-------- EXERCISE MATERIALS --------
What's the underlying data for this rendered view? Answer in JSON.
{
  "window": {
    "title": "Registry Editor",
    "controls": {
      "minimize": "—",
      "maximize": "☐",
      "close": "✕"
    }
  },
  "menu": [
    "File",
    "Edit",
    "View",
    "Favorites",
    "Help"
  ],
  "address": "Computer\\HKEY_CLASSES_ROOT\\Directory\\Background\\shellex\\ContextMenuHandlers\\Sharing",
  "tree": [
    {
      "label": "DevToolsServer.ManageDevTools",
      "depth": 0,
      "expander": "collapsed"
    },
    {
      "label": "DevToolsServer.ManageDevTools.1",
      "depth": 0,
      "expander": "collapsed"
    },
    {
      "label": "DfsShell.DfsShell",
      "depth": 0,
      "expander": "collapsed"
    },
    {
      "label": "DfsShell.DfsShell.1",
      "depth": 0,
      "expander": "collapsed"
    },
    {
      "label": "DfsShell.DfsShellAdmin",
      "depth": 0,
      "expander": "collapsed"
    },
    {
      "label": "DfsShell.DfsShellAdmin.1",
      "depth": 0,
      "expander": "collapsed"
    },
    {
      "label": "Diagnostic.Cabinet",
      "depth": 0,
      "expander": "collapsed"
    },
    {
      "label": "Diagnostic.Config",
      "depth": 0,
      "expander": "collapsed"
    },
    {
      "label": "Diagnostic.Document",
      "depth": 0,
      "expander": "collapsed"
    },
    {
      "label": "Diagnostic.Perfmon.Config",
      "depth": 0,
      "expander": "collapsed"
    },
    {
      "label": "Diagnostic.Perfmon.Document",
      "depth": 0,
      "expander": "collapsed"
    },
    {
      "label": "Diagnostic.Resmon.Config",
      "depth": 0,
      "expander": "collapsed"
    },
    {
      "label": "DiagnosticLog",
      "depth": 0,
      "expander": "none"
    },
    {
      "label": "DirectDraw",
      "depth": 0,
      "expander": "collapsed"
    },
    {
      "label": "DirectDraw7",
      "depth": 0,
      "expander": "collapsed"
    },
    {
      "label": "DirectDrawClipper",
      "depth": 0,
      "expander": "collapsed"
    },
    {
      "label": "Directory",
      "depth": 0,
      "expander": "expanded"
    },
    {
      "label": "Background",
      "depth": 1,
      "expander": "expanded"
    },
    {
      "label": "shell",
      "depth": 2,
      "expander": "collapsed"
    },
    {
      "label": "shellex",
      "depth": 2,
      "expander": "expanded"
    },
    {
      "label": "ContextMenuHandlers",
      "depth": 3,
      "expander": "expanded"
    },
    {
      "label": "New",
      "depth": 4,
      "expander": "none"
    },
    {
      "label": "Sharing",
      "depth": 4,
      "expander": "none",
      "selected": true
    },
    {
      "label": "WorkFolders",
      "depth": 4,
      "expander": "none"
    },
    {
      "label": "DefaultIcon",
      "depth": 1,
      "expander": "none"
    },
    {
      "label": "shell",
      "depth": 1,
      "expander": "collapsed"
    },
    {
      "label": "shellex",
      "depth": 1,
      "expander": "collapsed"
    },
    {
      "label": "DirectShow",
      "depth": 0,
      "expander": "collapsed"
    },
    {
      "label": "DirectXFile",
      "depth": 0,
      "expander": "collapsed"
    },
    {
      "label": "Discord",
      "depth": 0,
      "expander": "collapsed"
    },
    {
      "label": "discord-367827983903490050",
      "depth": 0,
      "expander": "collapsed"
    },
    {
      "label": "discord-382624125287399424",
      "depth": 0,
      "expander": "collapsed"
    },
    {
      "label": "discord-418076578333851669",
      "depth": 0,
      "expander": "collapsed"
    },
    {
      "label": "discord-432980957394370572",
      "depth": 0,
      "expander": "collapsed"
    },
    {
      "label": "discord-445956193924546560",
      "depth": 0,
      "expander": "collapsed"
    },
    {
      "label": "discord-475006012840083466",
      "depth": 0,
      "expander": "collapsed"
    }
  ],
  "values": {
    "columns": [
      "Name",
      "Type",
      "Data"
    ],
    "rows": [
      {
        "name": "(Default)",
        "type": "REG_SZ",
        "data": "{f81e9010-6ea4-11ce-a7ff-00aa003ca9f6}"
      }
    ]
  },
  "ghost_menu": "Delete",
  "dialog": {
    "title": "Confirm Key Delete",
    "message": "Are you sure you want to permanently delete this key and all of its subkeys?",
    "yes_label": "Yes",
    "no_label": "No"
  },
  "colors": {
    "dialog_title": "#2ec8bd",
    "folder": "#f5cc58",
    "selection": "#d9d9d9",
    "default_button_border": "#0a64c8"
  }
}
--------
### STATED PROBLEM
Give every line of the material that includes the string "Background".

### FINISHED EXERCISE
  "address": "Computer\\HKEY_CLASSES_ROOT\\Directory\\Background\\shellex\\ContextMenuHandlers\\Sharing",
      "label": "Background",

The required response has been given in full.